(What you will do):
Write out each line from the data below that includes the word "title".
-- Given records start --
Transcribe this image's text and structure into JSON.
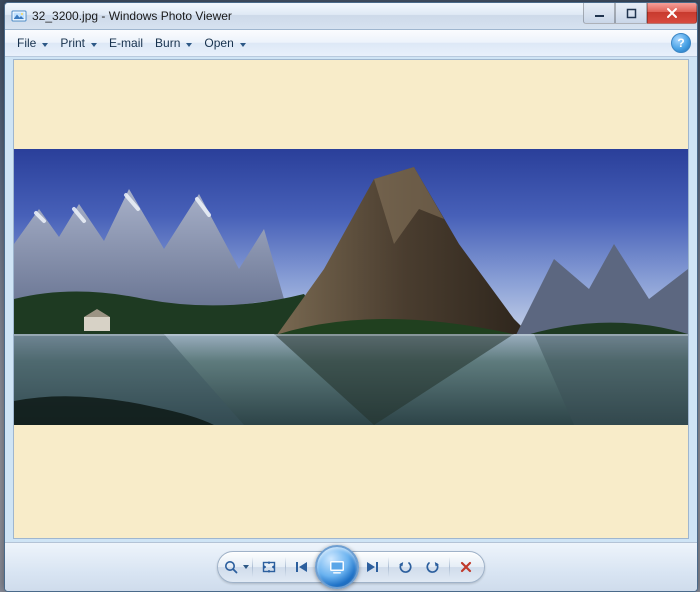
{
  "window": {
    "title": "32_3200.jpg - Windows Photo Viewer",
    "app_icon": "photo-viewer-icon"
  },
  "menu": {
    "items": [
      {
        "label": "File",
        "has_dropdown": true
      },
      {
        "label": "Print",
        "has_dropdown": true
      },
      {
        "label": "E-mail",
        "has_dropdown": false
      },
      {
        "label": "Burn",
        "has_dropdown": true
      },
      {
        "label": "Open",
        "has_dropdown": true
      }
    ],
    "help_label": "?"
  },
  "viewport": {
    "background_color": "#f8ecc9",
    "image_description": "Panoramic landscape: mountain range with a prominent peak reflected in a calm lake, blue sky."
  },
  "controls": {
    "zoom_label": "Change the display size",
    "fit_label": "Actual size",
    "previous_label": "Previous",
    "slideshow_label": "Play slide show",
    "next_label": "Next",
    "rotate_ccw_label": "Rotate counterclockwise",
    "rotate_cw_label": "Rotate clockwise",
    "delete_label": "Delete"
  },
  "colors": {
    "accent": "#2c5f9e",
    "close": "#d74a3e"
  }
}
-- Given records end --
-- Given records start --
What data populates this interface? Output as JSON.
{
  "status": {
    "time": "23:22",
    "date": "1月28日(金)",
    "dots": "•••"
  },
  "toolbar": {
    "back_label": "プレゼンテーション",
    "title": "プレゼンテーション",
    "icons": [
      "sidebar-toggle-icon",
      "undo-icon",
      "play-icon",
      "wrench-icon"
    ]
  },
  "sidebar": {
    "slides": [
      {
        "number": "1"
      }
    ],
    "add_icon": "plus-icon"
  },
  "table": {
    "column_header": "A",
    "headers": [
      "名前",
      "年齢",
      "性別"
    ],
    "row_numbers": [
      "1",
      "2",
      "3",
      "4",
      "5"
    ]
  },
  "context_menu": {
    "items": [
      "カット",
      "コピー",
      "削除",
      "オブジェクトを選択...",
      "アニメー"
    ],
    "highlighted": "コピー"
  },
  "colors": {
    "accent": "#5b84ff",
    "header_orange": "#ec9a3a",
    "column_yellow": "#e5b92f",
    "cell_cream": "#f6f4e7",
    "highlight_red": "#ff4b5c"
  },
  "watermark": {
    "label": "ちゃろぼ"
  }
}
-- Given records end --
(Exercise answer):
    "title": "32_3200.jpg - Windows Photo Viewer",
    "title": "プレゼンテーション",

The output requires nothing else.